▶ _SOURCE RECORDS_:
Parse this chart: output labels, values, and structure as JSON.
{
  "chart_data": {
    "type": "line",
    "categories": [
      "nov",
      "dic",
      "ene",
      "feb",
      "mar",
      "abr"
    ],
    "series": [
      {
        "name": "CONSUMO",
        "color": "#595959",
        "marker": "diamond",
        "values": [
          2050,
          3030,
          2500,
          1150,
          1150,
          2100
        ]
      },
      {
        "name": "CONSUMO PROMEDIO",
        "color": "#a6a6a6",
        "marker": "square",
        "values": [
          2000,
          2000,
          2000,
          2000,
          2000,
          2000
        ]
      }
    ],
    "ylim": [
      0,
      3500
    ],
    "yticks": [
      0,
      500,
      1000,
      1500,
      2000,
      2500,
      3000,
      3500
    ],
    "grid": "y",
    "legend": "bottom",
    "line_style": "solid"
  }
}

▶ _EXERCISE TASK_:
Copy out the material word for word and line for line.

▶ _EXERCISE RESPONSE_:
Parse this chart: output labels, values, and structure as JSON.
{
  "chart_data": {
    "type": "line",
    "categories": [
      "nov",
      "dic",
      "ene",
      "feb",
      "mar",
      "abr"
    ],
    "series": [
      {
        "name": "CONSUMO",
        "color": "#595959",
        "marker": "diamond",
        "values": [
          2050,
          3030,
          2500,
          1150,
          1150,
          2100
        ]
      },
      {
        "name": "CONSUMO PROMEDIO",
        "color": "#a6a6a6",
        "marker": "square",
        "values": [
          2000,
          2000,
          2000,
          2000,
          2000,
          2000
        ]
      }
    ],
    "ylim": [
      0,
      3500
    ],
    "yticks": [
      0,
      500,
      1000,
      1500,
      2000,
      2500,
      3000,
      3500
    ],
    "grid": "y",
    "legend": "bottom",
    "line_style": "solid"
  }
}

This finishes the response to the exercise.